THE REQUEST – Select lines where the word "first" appears.

-- -- --

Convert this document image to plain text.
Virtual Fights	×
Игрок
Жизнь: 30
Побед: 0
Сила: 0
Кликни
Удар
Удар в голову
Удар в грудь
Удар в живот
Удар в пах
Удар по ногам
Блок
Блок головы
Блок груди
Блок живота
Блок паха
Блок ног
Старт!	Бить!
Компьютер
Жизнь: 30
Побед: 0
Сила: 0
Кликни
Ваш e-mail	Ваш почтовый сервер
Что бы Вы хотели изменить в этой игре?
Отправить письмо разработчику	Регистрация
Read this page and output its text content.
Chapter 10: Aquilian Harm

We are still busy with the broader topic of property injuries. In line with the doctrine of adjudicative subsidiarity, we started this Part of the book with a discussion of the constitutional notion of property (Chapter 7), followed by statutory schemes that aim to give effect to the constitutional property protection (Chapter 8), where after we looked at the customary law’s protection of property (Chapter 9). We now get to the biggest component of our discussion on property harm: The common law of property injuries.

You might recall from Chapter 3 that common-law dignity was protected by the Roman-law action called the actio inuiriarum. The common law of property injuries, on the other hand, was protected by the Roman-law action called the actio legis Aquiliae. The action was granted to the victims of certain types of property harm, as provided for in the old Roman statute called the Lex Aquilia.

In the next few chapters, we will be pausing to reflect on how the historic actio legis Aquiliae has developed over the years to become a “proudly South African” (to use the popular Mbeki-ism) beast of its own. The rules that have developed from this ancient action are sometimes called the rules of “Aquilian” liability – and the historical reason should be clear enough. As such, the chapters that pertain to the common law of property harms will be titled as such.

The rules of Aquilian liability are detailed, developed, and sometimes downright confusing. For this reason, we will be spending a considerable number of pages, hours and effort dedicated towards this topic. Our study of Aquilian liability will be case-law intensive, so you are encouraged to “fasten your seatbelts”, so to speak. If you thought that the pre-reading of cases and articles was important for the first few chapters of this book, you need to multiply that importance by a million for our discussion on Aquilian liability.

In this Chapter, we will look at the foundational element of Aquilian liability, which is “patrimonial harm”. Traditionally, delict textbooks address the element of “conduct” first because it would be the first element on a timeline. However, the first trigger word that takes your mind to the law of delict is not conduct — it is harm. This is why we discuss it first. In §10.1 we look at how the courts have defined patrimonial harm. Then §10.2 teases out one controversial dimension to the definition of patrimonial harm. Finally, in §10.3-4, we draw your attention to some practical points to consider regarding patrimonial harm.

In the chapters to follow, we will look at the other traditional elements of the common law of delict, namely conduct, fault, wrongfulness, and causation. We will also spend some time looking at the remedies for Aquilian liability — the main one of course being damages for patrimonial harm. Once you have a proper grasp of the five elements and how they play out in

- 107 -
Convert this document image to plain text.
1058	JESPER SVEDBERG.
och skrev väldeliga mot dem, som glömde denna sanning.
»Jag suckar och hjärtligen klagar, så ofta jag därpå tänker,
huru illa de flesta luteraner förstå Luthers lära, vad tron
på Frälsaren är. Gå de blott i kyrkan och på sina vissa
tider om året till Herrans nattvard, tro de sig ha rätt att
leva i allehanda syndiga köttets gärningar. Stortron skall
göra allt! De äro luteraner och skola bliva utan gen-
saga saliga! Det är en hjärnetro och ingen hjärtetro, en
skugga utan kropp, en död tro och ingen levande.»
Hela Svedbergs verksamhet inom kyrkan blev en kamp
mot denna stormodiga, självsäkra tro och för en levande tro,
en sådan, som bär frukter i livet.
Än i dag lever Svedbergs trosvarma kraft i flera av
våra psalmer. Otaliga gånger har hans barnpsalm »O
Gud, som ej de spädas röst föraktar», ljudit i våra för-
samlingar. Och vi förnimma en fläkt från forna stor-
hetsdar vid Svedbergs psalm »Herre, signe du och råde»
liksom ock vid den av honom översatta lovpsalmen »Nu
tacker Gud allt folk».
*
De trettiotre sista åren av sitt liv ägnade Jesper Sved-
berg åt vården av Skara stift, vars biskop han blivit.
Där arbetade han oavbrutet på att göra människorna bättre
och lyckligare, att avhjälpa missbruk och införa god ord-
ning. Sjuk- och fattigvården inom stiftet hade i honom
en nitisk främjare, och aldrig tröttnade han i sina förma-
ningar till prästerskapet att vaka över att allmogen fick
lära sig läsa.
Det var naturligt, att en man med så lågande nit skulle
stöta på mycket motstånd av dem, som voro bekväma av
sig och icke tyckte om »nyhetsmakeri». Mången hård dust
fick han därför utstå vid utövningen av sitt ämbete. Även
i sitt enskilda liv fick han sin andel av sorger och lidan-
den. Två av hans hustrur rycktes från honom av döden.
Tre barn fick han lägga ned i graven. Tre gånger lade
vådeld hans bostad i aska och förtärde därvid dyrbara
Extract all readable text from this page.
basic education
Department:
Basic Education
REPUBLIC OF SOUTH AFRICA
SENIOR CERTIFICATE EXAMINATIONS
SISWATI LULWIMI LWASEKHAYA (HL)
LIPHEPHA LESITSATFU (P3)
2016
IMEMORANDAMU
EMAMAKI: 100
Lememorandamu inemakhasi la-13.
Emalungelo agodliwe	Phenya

-- -- --

COMPLETE OUTPUT –
The rules of Aquilian liability are detailed, developed, and sometimes downright confusing. For this reason, we will be spending a considerable number of pages, hours and effort dedicated towards this topic. Our study of Aquilian liability will be case-law intensive, so you are encouraged to “fasten your seatbelts”, so to speak. If you thought that the pre-reading of cases and articles was important for the first few chapters of this book, you need to multiply that importance by a million for our discussion on Aquilian liability.
In this Chapter, we will look at the foundational element of Aquilian liability, which is “patrimonial harm”. Traditionally, delict textbooks address the element of “conduct” first because it would be the first element on a timeline. However, the first trigger word that takes your mind to the law of delict is not conduct — it is harm. This is why we discuss it first. In §10.1 we look at how the courts have defined patrimonial harm. Then §10.2 teases out one controversial dimension to the definition of patrimonial harm. Finally, in §10.3-4, we draw your attention to some practical points to consider regarding patrimonial harm.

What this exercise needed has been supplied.